* **RECORDS SHOWN**
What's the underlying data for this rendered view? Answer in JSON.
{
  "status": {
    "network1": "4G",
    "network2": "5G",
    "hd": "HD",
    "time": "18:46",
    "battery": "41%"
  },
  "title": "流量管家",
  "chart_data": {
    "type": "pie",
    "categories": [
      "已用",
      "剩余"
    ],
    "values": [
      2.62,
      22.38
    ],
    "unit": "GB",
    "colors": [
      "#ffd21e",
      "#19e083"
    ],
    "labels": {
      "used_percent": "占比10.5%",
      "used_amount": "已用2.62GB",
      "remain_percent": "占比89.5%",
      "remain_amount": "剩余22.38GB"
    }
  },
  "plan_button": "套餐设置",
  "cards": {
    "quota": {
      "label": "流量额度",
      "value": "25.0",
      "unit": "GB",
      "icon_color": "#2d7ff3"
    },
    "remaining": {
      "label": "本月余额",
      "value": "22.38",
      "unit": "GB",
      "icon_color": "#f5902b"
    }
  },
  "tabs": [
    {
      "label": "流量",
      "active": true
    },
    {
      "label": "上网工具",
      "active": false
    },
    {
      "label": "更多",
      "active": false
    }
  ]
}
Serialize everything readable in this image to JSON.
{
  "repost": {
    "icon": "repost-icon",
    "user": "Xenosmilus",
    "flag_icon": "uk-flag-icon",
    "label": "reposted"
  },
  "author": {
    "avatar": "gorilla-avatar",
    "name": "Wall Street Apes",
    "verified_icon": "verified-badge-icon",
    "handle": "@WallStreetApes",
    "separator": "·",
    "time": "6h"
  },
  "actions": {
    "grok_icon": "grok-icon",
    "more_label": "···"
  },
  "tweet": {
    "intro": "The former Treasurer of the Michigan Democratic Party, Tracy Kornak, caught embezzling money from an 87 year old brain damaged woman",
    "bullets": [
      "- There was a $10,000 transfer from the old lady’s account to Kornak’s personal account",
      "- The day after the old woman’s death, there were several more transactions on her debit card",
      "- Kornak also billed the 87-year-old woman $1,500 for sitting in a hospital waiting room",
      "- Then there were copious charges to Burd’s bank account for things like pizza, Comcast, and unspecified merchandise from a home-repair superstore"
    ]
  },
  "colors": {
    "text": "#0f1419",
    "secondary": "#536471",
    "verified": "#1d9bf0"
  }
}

* **TASK DETAILS**
Reproduce all data above, unchanged.

* **SOLUTION TO THIS TASK**
What's the underlying data for this rendered view? Answer in JSON.
{
  "status": {
    "network1": "4G",
    "network2": "5G",
    "hd": "HD",
    "time": "18:46",
    "battery": "41%"
  },
  "title": "流量管家",
  "chart_data": {
    "type": "pie",
    "categories": [
      "已用",
      "剩余"
    ],
    "values": [
      2.62,
      22.38
    ],
    "unit": "GB",
    "colors": [
      "#ffd21e",
      "#19e083"
    ],
    "labels": {
      "used_percent": "占比10.5%",
      "used_amount": "已用2.62GB",
      "remain_percent": "占比89.5%",
      "remain_amount": "剩余22.38GB"
    }
  },
  "plan_button": "套餐设置",
  "cards": {
    "quota": {
      "label": "流量额度",
      "value": "25.0",
      "unit": "GB",
      "icon_color": "#2d7ff3"
    },
    "remaining": {
      "label": "本月余额",
      "value": "22.38",
      "unit": "GB",
      "icon_color": "#f5902b"
    }
  },
  "tabs": [
    {
      "label": "流量",
      "active": true
    },
    {
      "label": "上网工具",
      "active": false
    },
    {
      "label": "更多",
      "active": false
    }
  ]
}
Serialize everything readable in this image to JSON.
{
  "repost": {
    "icon": "repost-icon",
    "user": "Xenosmilus",
    "flag_icon": "uk-flag-icon",
    "label": "reposted"
  },
  "author": {
    "avatar": "gorilla-avatar",
    "name": "Wall Street Apes",
    "verified_icon": "verified-badge-icon",
    "handle": "@WallStreetApes",
    "separator": "·",
    "time": "6h"
  },
  "actions": {
    "grok_icon": "grok-icon",
    "more_label": "···"
  },
  "tweet": {
    "intro": "The former Treasurer of the Michigan Democratic Party, Tracy Kornak, caught embezzling money from an 87 year old brain damaged woman",
    "bullets": [
      "- There was a $10,000 transfer from the old lady’s account to Kornak’s personal account",
      "- The day after the old woman’s death, there were several more transactions on her debit card",
      "- Kornak also billed the 87-year-old woman $1,500 for sitting in a hospital waiting room",
      "- Then there were copious charges to Burd’s bank account for things like pizza, Comcast, and unspecified merchandise from a home-repair superstore"
    ]
  },
  "colors": {
    "text": "#0f1419",
    "secondary": "#536471",
    "verified": "#1d9bf0"
  }
}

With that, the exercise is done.